Exercise instructions
Pull each line holding "JSON" out of the entries below.

-- BEGIN Listed records --

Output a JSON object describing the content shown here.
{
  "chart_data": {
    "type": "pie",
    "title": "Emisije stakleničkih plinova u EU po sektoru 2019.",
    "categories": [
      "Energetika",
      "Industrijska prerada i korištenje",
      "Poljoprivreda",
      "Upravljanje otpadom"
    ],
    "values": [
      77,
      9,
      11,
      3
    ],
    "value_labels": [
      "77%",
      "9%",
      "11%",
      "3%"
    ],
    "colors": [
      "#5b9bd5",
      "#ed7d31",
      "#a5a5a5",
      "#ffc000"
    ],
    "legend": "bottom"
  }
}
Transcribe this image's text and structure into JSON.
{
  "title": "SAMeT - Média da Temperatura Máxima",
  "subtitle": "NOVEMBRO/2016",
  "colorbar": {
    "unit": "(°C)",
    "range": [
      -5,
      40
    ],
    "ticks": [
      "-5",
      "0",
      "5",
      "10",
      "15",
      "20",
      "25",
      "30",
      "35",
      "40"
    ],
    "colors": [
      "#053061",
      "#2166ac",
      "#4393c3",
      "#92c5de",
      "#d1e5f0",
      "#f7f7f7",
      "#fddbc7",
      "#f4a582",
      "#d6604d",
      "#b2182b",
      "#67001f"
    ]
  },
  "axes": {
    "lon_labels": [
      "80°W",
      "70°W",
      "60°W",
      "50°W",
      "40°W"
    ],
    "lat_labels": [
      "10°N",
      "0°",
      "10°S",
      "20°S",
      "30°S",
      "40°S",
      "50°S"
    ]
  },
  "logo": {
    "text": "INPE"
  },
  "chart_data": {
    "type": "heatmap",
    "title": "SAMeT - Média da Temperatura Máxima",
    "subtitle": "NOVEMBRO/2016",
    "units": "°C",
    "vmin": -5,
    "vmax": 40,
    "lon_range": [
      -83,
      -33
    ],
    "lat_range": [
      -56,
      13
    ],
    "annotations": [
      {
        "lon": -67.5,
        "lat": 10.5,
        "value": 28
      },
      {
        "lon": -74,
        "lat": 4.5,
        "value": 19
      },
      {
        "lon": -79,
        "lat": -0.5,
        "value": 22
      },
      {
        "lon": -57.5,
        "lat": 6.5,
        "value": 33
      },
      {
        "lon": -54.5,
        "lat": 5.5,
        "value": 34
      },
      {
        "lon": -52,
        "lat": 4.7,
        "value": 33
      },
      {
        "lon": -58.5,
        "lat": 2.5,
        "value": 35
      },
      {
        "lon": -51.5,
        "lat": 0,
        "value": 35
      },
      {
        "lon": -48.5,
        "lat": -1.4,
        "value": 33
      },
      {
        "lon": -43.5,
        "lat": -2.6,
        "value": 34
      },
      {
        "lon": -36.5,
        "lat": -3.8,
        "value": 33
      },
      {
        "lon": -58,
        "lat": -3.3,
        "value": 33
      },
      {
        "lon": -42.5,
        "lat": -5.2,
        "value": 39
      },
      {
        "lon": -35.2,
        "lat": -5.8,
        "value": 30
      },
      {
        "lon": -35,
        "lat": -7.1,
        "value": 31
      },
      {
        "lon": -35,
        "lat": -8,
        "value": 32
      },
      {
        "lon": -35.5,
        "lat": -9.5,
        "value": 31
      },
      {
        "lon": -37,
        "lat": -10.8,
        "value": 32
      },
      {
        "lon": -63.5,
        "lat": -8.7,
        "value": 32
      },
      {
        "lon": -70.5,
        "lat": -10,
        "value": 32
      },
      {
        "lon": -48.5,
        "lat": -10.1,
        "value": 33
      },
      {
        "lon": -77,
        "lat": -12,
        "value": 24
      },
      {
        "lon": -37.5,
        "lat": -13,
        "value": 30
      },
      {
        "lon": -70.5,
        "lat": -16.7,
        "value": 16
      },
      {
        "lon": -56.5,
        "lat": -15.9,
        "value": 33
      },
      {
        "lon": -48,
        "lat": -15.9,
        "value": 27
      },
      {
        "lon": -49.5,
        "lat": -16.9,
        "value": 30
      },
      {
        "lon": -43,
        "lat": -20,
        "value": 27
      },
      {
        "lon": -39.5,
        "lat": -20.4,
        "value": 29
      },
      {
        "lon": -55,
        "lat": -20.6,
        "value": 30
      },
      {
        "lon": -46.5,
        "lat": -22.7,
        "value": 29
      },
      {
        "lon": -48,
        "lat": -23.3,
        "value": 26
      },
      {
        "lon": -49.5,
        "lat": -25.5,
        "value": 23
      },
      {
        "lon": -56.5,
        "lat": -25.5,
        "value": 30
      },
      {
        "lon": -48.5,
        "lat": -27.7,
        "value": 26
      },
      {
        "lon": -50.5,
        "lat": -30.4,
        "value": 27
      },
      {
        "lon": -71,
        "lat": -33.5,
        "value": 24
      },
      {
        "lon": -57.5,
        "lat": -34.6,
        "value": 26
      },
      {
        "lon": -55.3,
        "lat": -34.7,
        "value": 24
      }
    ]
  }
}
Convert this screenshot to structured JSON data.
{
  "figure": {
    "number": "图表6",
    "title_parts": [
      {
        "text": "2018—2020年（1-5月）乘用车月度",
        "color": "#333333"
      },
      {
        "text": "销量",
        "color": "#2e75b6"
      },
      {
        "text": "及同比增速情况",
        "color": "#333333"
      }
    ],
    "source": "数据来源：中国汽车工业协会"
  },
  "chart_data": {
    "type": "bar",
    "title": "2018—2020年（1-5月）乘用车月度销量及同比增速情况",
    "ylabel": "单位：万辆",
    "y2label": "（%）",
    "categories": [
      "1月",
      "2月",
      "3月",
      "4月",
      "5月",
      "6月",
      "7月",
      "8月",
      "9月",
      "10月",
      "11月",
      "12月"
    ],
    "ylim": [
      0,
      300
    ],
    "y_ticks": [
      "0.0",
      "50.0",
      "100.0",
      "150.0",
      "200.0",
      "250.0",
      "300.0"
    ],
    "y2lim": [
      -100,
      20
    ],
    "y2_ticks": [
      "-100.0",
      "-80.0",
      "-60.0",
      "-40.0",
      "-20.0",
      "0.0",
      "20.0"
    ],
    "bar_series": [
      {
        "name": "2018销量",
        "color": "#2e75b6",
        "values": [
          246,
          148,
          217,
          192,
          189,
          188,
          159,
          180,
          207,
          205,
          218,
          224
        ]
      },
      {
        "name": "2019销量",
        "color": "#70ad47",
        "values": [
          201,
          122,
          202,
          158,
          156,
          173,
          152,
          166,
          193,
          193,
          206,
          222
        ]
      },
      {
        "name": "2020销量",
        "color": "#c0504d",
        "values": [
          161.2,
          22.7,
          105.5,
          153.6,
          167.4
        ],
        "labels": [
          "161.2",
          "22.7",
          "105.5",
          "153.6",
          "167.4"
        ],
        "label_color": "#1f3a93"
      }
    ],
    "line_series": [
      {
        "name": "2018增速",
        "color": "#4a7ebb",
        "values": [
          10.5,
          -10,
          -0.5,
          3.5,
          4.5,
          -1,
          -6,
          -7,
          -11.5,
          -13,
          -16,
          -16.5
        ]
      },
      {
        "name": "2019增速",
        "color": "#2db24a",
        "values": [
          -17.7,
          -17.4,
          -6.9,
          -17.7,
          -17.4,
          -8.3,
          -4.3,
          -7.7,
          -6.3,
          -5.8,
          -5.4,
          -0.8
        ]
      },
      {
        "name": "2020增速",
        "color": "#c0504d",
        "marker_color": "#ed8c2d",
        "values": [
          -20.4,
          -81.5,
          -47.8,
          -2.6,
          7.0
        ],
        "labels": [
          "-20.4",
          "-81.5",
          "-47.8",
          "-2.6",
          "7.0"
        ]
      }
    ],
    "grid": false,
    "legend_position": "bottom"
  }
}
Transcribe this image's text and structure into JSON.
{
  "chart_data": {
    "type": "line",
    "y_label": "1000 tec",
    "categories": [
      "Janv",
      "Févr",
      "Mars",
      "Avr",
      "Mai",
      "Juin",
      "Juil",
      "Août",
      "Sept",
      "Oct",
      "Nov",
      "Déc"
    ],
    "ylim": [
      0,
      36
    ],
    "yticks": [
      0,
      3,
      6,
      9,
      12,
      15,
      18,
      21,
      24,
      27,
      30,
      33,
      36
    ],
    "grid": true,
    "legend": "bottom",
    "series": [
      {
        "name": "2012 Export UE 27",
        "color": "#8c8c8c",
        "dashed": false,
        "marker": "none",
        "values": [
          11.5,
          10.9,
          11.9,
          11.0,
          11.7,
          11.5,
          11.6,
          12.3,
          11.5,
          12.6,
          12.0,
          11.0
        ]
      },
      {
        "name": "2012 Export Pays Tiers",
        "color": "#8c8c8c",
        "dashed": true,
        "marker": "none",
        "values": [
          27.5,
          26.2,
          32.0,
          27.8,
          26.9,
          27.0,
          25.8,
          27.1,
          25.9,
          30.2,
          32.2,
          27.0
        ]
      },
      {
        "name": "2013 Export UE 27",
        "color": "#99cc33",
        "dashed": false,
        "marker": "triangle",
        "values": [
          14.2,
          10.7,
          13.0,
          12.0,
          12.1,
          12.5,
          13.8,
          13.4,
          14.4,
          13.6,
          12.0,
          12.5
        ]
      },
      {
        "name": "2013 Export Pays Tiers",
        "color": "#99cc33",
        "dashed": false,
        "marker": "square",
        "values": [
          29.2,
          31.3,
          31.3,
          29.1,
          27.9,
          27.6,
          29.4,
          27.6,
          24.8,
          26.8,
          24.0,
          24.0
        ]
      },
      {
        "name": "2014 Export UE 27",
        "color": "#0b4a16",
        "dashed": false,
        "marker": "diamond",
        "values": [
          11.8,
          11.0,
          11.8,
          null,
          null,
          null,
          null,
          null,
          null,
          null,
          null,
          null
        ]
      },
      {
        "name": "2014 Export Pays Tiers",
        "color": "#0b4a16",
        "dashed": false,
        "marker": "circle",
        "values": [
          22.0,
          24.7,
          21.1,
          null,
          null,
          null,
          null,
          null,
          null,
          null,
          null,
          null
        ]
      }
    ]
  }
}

-- END Listed records --

Solution for this problem
Output a JSON object describing the content shown here.
Transcribe this image's text and structure into JSON.
Convert this screenshot to structured JSON data.
Transcribe this image's text and structure into JSON.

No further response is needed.